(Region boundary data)
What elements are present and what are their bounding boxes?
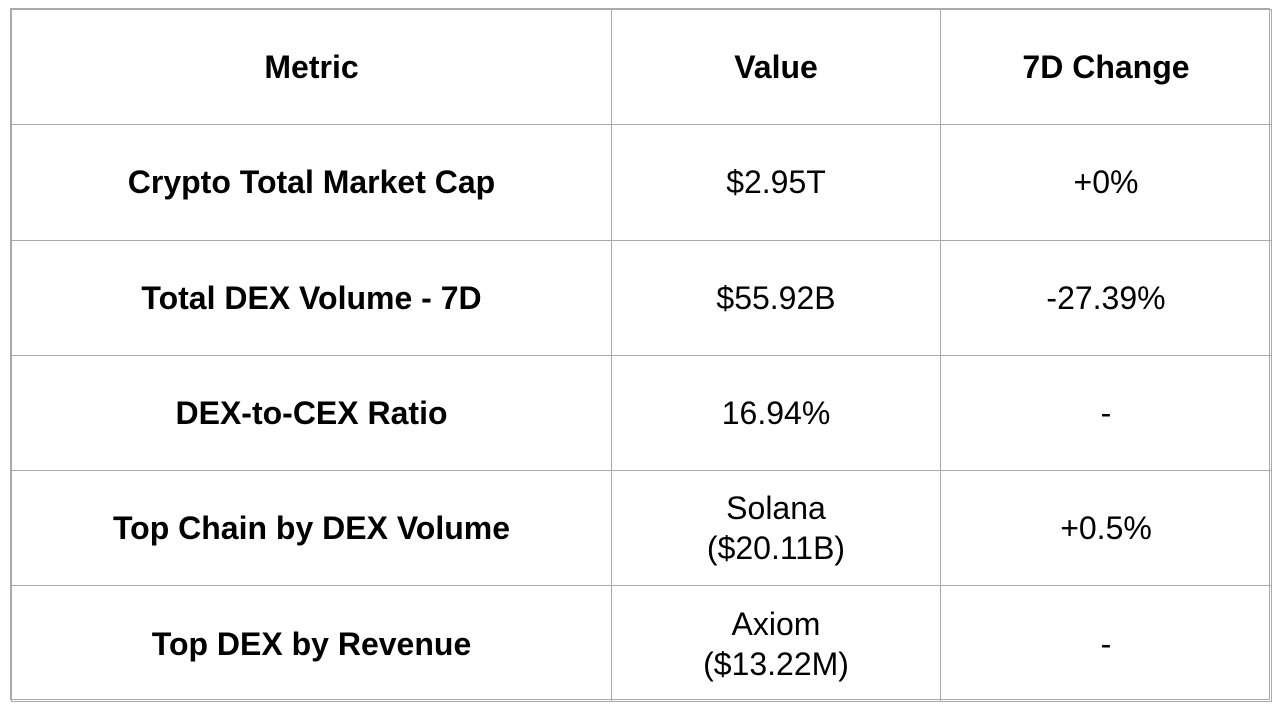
table-header: Metric Value 7D Change — [11, 8, 1272, 126]
metrics-table: Metric Value 7D Change Crypto Total Mark… — [11, 8, 1272, 702]
value-line: Solana — [726, 490, 826, 527]
metric-cell: Total DEX Volume - 7D — [11, 239, 612, 356]
header-metric: Metric — [11, 8, 612, 126]
table-row: Top Chain by DEX Volume Solana ($20.11B)… — [11, 470, 1272, 587]
value-cell: Solana ($20.11B) — [611, 470, 941, 587]
value-line: Axiom — [731, 605, 821, 642]
metric-cell: Crypto Total Market Cap — [11, 124, 612, 241]
table-row: DEX-to-CEX Ratio 16.94% - — [11, 354, 1272, 472]
value-cell: $55.92B — [611, 239, 941, 356]
value-cell: 16.94% — [611, 354, 941, 472]
metrics-table-container: Metric Value 7D Change Crypto Total Mark… — [10, 8, 1272, 702]
table-row: Top DEX by Revenue Axiom ($13.22M) - — [11, 585, 1272, 702]
change-cell: - — [940, 354, 1272, 472]
value-line: ($20.11B) — [706, 530, 846, 567]
table-body: Crypto Total Market Cap $2.95T +0% Total… — [11, 124, 1272, 702]
change-cell: -27.39% — [940, 239, 1272, 356]
change-cell: - — [940, 585, 1272, 702]
change-cell: +0% — [940, 124, 1272, 241]
header-7d-change: 7D Change — [940, 8, 1272, 126]
value-line: $2.95T — [726, 164, 826, 201]
change-cell: +0.5% — [940, 470, 1272, 587]
value-cell: $2.95T — [611, 124, 941, 241]
header-value: Value — [611, 8, 941, 126]
table-row: Crypto Total Market Cap $2.95T +0% — [11, 124, 1272, 241]
value-line: ($13.22M) — [703, 645, 849, 682]
value-line: $55.92B — [716, 279, 836, 316]
metric-cell: Top DEX by Revenue — [11, 585, 612, 702]
value-line: 16.94% — [721, 395, 831, 432]
header-row: Metric Value 7D Change — [11, 8, 1272, 126]
value-cell: Axiom ($13.22M) — [611, 585, 941, 702]
metric-cell: DEX-to-CEX Ratio — [11, 354, 612, 472]
metric-cell: Top Chain by DEX Volume — [11, 470, 612, 587]
table-row: Total DEX Volume - 7D $55.92B -27.39% — [11, 239, 1272, 356]
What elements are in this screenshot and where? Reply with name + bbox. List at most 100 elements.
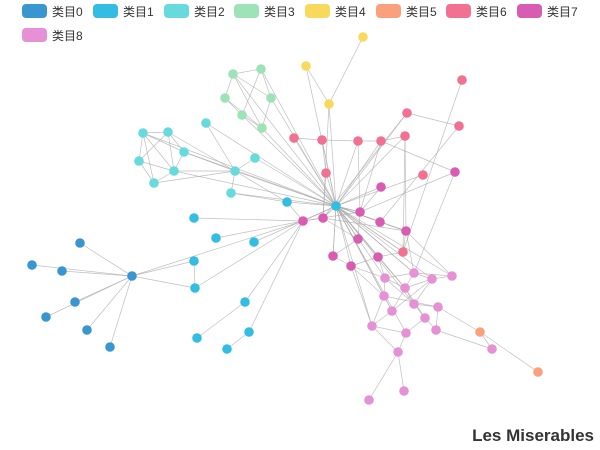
graph-node[interactable] (373, 252, 383, 262)
graph-link (321, 139, 359, 142)
graph-link (167, 131, 236, 172)
graph-node[interactable] (230, 166, 240, 176)
graph-node[interactable] (189, 256, 199, 266)
graph-node[interactable] (192, 333, 202, 343)
legend-item-4[interactable]: 类目4 (305, 3, 366, 19)
graph-node[interactable] (41, 312, 51, 322)
graph-node[interactable] (457, 75, 467, 85)
graph-node[interactable] (138, 128, 148, 138)
graph-node[interactable] (364, 395, 374, 405)
graph-node[interactable] (249, 237, 259, 247)
graph-node[interactable] (149, 178, 159, 188)
graph-node[interactable] (70, 297, 80, 307)
graph-node[interactable] (127, 271, 137, 281)
graph-link (437, 306, 481, 333)
graph-node[interactable] (533, 367, 543, 377)
graph-node[interactable] (82, 325, 92, 335)
legend-item-3[interactable]: 类目3 (234, 3, 295, 19)
graph-node[interactable] (244, 327, 254, 337)
legend-item-0[interactable]: 类目0 (22, 3, 83, 19)
graph-node[interactable] (353, 136, 363, 146)
graph-node[interactable] (409, 268, 419, 278)
graph-link (391, 278, 433, 312)
legend-item-7[interactable]: 类目7 (517, 3, 578, 19)
graph-node[interactable] (367, 321, 377, 331)
graph-node[interactable] (250, 153, 260, 163)
graph-node[interactable] (375, 217, 385, 227)
graph-node[interactable] (331, 201, 341, 211)
graph-node[interactable] (475, 327, 485, 337)
graph-node[interactable] (57, 266, 67, 276)
graph-node[interactable] (346, 261, 356, 271)
graph-node[interactable] (400, 131, 410, 141)
graph-node[interactable] (298, 216, 308, 226)
graph-node[interactable] (387, 306, 397, 316)
graph-node[interactable] (379, 291, 389, 301)
graph-node[interactable] (289, 133, 299, 143)
graph-node[interactable] (355, 207, 365, 217)
graph-node[interactable] (257, 123, 267, 133)
graph-node[interactable] (256, 64, 266, 74)
graph-node[interactable] (409, 299, 419, 309)
graph-node[interactable] (282, 197, 292, 207)
graph-node[interactable] (318, 213, 328, 223)
graph-node[interactable] (201, 118, 211, 128)
chart-legend: 类目0 类目1 类目2 类目3 类目4 类目5 类目6 类目7 类目8 (0, 0, 600, 48)
graph-node[interactable] (211, 233, 221, 243)
graph-node[interactable] (401, 328, 411, 338)
graph-node[interactable] (450, 167, 460, 177)
graph-node[interactable] (222, 344, 232, 354)
graph-node[interactable] (358, 32, 368, 42)
graph-node[interactable] (376, 182, 386, 192)
graph-node[interactable] (380, 273, 390, 283)
graph-link (325, 172, 337, 207)
graph-node[interactable] (226, 188, 236, 198)
graph-node[interactable] (190, 283, 200, 293)
graph-node[interactable] (189, 213, 199, 223)
graph-node[interactable] (324, 99, 334, 109)
graph-node[interactable] (427, 274, 437, 284)
graph-node[interactable] (433, 302, 443, 312)
graph-link (109, 275, 133, 348)
graph-link (31, 264, 133, 277)
graph-node[interactable] (105, 342, 115, 352)
graph-node[interactable] (134, 156, 144, 166)
graph-node[interactable] (240, 297, 250, 307)
graph-link (321, 139, 327, 174)
legend-item-5[interactable]: 类目5 (376, 3, 437, 19)
graph-node[interactable] (400, 283, 410, 293)
legend-item-8[interactable]: 类目8 (22, 27, 83, 43)
legend-swatch (234, 4, 259, 18)
graph-node[interactable] (27, 260, 37, 270)
graph-node[interactable] (163, 127, 173, 137)
graph-node[interactable] (402, 108, 412, 118)
legend-item-1[interactable]: 类目1 (93, 3, 154, 19)
graph-node[interactable] (454, 121, 464, 131)
graph-node[interactable] (321, 168, 331, 178)
graph-node[interactable] (353, 234, 363, 244)
graph-node[interactable] (301, 61, 311, 71)
graph-node[interactable] (401, 226, 411, 236)
graph-nodes (27, 32, 543, 405)
graph-node[interactable] (169, 166, 179, 176)
graph-node[interactable] (431, 325, 441, 335)
legend-item-2[interactable]: 类目2 (164, 3, 225, 19)
graph-node[interactable] (228, 69, 238, 79)
graph-node[interactable] (393, 347, 403, 357)
graph-node[interactable] (420, 313, 430, 323)
graph-node[interactable] (398, 247, 408, 257)
graph-node[interactable] (447, 271, 457, 281)
graph-node[interactable] (220, 93, 230, 103)
legend-item-6[interactable]: 类目6 (446, 3, 507, 19)
graph-node[interactable] (376, 136, 386, 146)
legend-swatch (376, 4, 401, 18)
graph-node[interactable] (237, 110, 247, 120)
graph-node[interactable] (179, 147, 189, 157)
graph-node[interactable] (266, 93, 276, 103)
graph-node[interactable] (75, 238, 85, 248)
graph-node[interactable] (487, 344, 497, 354)
graph-node[interactable] (399, 386, 409, 396)
graph-node[interactable] (328, 251, 338, 261)
graph-node[interactable] (317, 135, 327, 145)
graph-node[interactable] (418, 170, 428, 180)
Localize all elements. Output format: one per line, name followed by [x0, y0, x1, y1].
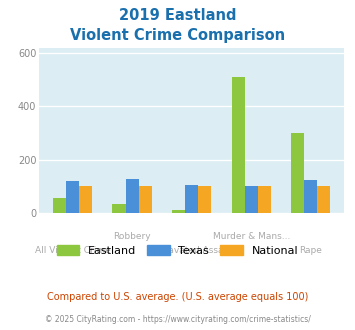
Bar	[317, 186, 331, 213]
Bar	[258, 186, 271, 213]
Bar	[291, 133, 304, 213]
Bar	[245, 186, 258, 213]
Bar	[172, 210, 185, 213]
Text: Compared to U.S. average. (U.S. average equals 100): Compared to U.S. average. (U.S. average …	[47, 292, 308, 302]
Bar	[198, 186, 211, 213]
Text: Violent Crime Comparison: Violent Crime Comparison	[70, 28, 285, 43]
Bar	[126, 179, 139, 213]
Text: Rape: Rape	[299, 246, 322, 255]
Text: Robbery: Robbery	[113, 232, 151, 241]
Bar	[53, 198, 66, 213]
Text: Aggravated Assault: Aggravated Assault	[147, 246, 236, 255]
Bar	[139, 186, 152, 213]
Text: © 2025 CityRating.com - https://www.cityrating.com/crime-statistics/: © 2025 CityRating.com - https://www.city…	[45, 315, 310, 324]
Text: 2019 Eastland: 2019 Eastland	[119, 8, 236, 23]
Bar	[113, 204, 126, 213]
Bar	[304, 181, 317, 213]
Bar	[66, 182, 79, 213]
Legend: Eastland, Texas, National: Eastland, Texas, National	[53, 240, 302, 260]
Text: All Violent Crime: All Violent Crime	[35, 246, 110, 255]
Bar	[79, 186, 92, 213]
Text: Murder & Mans...: Murder & Mans...	[213, 232, 290, 241]
Bar	[185, 185, 198, 213]
Bar	[231, 77, 245, 213]
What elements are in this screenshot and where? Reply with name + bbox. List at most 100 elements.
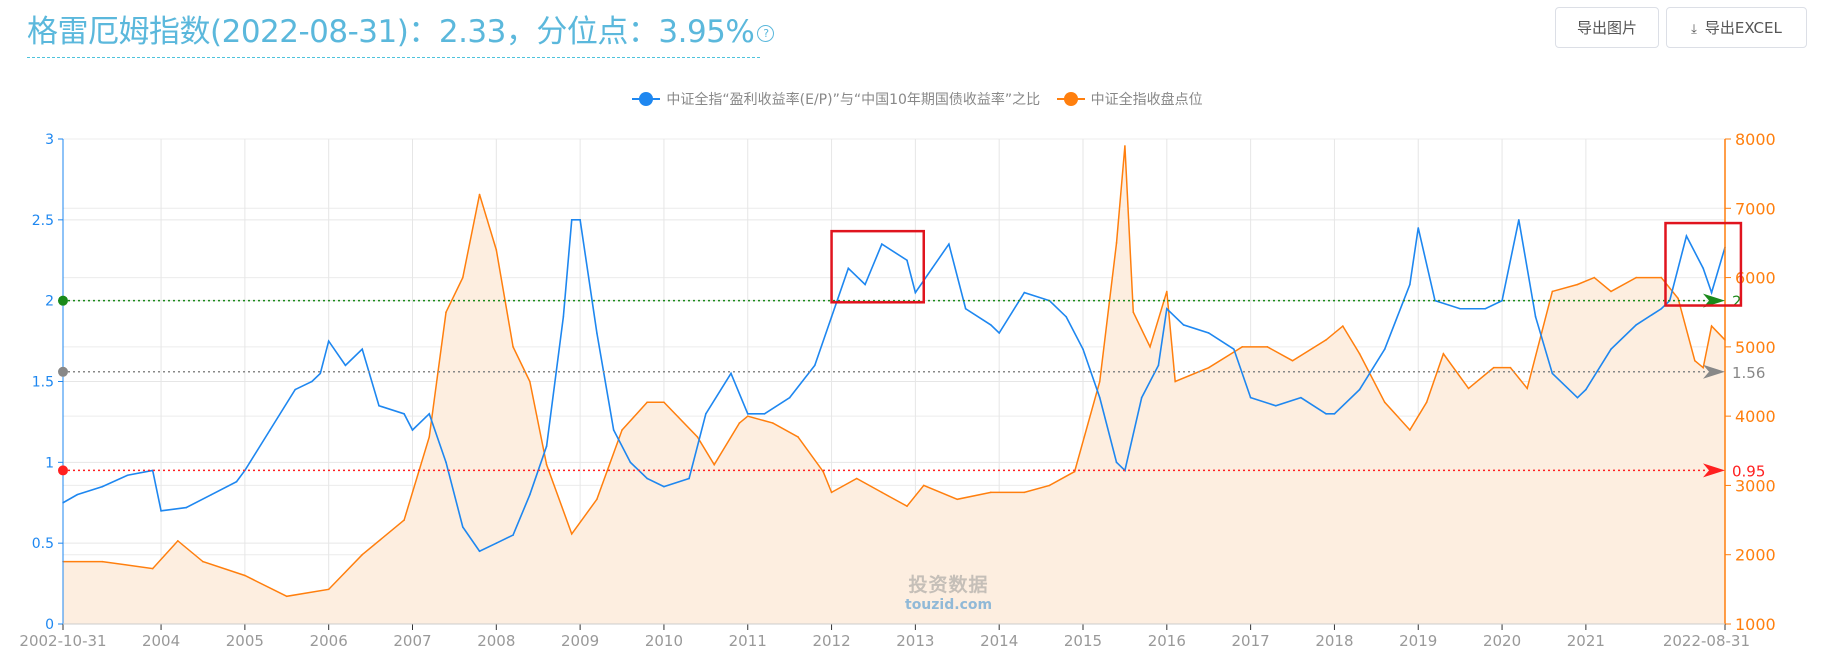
data-point-ratio [76,493,79,496]
x-tick-label: 2020 [1483,632,1521,650]
data-point-index [1073,470,1076,473]
data-point-ratio [461,526,464,528]
x-tick-label: 2017 [1232,632,1270,650]
legend-label: 中证全指“盈利收益率(E/P)”与“中国10年期国债收益率”之比 [666,92,1041,108]
data-point-index [1048,484,1051,487]
data-point-ratio [478,550,481,553]
data-point-ratio [1710,291,1713,294]
x-tick-label: 2018 [1315,632,1353,650]
y-right-tick-label: 5000 [1735,338,1776,357]
data-point-ratio [570,219,573,221]
data-point-ratio [688,477,690,480]
data-point-ratio [830,316,833,318]
x-tick-label: 2010 [645,632,683,650]
data-point-index [1593,276,1596,279]
data-point-ratio [1300,396,1302,399]
legend-label: 中证全指收盘点位 [1090,92,1203,108]
reference-label: 2 [1732,293,1742,311]
data-point-index [1115,242,1118,244]
y-right-tick-label: 3000 [1735,476,1776,495]
data-point-index [1166,290,1168,293]
export-excel-button[interactable]: ⤓ 导出EXCEL [1666,7,1807,48]
data-point-ratio [327,340,330,342]
data-point-ratio [1233,348,1235,350]
question-circle-icon[interactable]: ? [757,25,775,42]
data-point-index [1023,491,1026,494]
data-point-ratio [403,413,405,415]
x-tick-label: 2021 [1567,632,1605,650]
data-point-index [1425,401,1428,404]
x-tick-label: 2009 [561,632,599,650]
data-point-index [1610,290,1612,293]
data-point-ratio [964,307,967,310]
y-left-tick-label: 2.5 [32,213,54,229]
x-tick-label: 2013 [896,632,934,650]
x-tick-label: 2012 [812,632,850,650]
export-image-button[interactable]: 导出图片 [1555,7,1659,48]
watermark-text: 投资数据 [908,574,989,596]
data-point-ratio [763,413,766,415]
data-point-index [1241,346,1244,348]
data-point-ratio [906,259,908,262]
data-point-index [428,436,431,438]
data-point-ratio [294,388,296,391]
data-point-index [1291,359,1294,362]
data-point-index [101,560,104,563]
x-tick-label: 2004 [142,632,180,650]
y-right-tick-label: 8000 [1735,130,1776,149]
watermark: 投资数据 touzid.com [905,570,992,613]
data-point-ratio [311,380,313,383]
data-point-index [1325,339,1327,341]
legend-item-index[interactable]: 中证全指收盘点位 [1056,89,1203,109]
data-point-index [1358,352,1361,355]
data-point-ratio [235,480,238,483]
data-point-ratio [914,291,917,294]
data-point-ratio [646,477,648,480]
data-point-ratio [579,219,581,221]
x-tick-label: 2006 [310,632,348,650]
data-point-index [1677,297,1679,300]
data-point-ratio [378,404,380,407]
data-point-index [177,540,179,542]
data-point-index [663,401,665,404]
data-point-ratio [663,485,665,488]
reference-marker-dot [58,465,68,476]
data-point-index [512,346,514,348]
legend-item-ratio[interactable]: 中证全指“盈利收益率(E/P)”与“中国10年期国债收益率”之比 [632,89,1040,109]
data-point-ratio [881,243,883,245]
data-point-index [1342,325,1344,327]
title-text: 格雷厄姆指数(2022-08-31)：2.33，分位点：3.95% [27,14,755,50]
data-point-index [1492,366,1495,369]
data-point-index [1409,429,1411,431]
data-point-index [1383,401,1386,404]
y-left-tick-label: 1.5 [32,375,54,391]
data-point-index [881,491,883,494]
data-point-index [202,560,204,563]
data-point-ratio [495,542,498,544]
data-point-index [1526,387,1529,390]
data-point-ratio [210,493,213,496]
y-left-tick-label: 3 [45,132,54,148]
data-point-ratio [788,396,791,399]
data-point-ratio [1325,413,1327,415]
data-point-ratio [101,485,104,488]
x-tick-label: 2008 [477,632,515,650]
data-point-ratio [529,493,531,496]
data-point-ratio [1207,332,1210,334]
y-right-tick-label: 4000 [1735,407,1776,426]
data-point-ratio [1501,299,1503,302]
data-point-index [621,429,623,431]
data-point-ratio [1534,316,1537,318]
data-point-ratio [746,413,749,415]
highlight-box [830,229,926,304]
data-point-ratio [1182,324,1185,326]
y-right-tick-label: 6000 [1735,269,1776,288]
reference-label: 0.95 [1732,462,1765,480]
y-left-tick-label: 2 [45,294,54,310]
reference-arrow-icon [1703,364,1725,379]
data-point-ratio [1585,388,1587,391]
data-point-index [746,415,749,417]
y-right-tick-label: 1000 [1735,615,1776,634]
data-point-ratio [269,429,271,431]
export-image-label: 导出图片 [1576,19,1637,37]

» **The exercise**: Print the lines of the material from the line containing "table-header: Metric Value" through the line containing "header-metric: Metric — [11, 8, 612, 126]", with both of those lines included and nothing changed.

» **Task solution**:
table-header: Metric Value 7D Change — [11, 8, 1272, 126]
metrics-table: Metric Value 7D Change Crypto Total Mark… — [11, 8, 1272, 702]
value-line: Solana — [726, 490, 826, 527]
metric-cell: Total DEX Volume - 7D — [11, 239, 612, 356]
header-metric: Metric — [11, 8, 612, 126]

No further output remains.